start Records for processing

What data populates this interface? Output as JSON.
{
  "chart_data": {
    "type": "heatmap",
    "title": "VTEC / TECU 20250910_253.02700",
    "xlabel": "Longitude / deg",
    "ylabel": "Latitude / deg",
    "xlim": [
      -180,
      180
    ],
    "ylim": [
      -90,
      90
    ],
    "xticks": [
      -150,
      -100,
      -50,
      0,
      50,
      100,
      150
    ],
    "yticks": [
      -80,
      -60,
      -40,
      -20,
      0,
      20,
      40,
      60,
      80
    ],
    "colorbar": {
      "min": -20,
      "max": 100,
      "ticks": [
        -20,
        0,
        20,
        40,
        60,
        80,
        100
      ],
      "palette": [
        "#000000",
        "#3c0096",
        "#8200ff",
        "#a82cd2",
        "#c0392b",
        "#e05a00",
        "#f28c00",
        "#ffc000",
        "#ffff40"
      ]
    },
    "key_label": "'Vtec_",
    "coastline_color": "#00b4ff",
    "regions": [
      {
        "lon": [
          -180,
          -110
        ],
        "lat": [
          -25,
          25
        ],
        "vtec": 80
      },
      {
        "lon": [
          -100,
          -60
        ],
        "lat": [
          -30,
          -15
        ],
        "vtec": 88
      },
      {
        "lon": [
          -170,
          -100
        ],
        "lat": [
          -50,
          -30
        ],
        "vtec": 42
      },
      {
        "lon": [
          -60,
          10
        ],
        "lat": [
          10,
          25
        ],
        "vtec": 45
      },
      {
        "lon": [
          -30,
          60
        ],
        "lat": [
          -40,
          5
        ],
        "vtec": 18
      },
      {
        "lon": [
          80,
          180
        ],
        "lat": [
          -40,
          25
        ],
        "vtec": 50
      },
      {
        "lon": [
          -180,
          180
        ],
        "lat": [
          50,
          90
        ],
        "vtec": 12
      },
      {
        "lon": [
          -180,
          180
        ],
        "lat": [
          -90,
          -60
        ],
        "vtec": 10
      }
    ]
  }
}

end Records for processing

Write the material out exactly, with nothing left out.

What data populates this interface? Output as JSON.
{
  "chart_data": {
    "type": "heatmap",
    "title": "VTEC / TECU 20250910_253.02700",
    "xlabel": "Longitude / deg",
    "ylabel": "Latitude / deg",
    "xlim": [
      -180,
      180
    ],
    "ylim": [
      -90,
      90
    ],
    "xticks": [
      -150,
      -100,
      -50,
      0,
      50,
      100,
      150
    ],
    "yticks": [
      -80,
      -60,
      -40,
      -20,
      0,
      20,
      40,
      60,
      80
    ],
    "colorbar": {
      "min": -20,
      "max": 100,
      "ticks": [
        -20,
        0,
        20,
        40,
        60,
        80,
        100
      ],
      "palette": [
        "#000000",
        "#3c0096",
        "#8200ff",
        "#a82cd2",
        "#c0392b",
        "#e05a00",
        "#f28c00",
        "#ffc000",
        "#ffff40"
      ]
    },
    "key_label": "'Vtec_",
    "coastline_color": "#00b4ff",
    "regions": [
      {
        "lon": [
          -180,
          -110
        ],
        "lat": [
          -25,
          25
        ],
        "vtec": 80
      },
      {
        "lon": [
          -100,
          -60
        ],
        "lat": [
          -30,
          -15
        ],
        "vtec": 88
      },
      {
        "lon": [
          -170,
          -100
        ],
        "lat": [
          -50,
          -30
        ],
        "vtec": 42
      },
      {
        "lon": [
          -60,
          10
        ],
        "lat": [
          10,
          25
        ],
        "vtec": 45
      },
      {
        "lon": [
          -30,
          60
        ],
        "lat": [
          -40,
          5
        ],
        "vtec": 18
      },
      {
        "lon": [
          80,
          180
        ],
        "lat": [
          -40,
          25
        ],
        "vtec": 50
      },
      {
        "lon": [
          -180,
          180
        ],
        "lat": [
          50,
          90
        ],
        "vtec": 12
      },
      {
        "lon": [
          -180,
          180
        ],
        "lat": [
          -90,
          -60
        ],
        "vtec": 10
      }
    ]
  }
}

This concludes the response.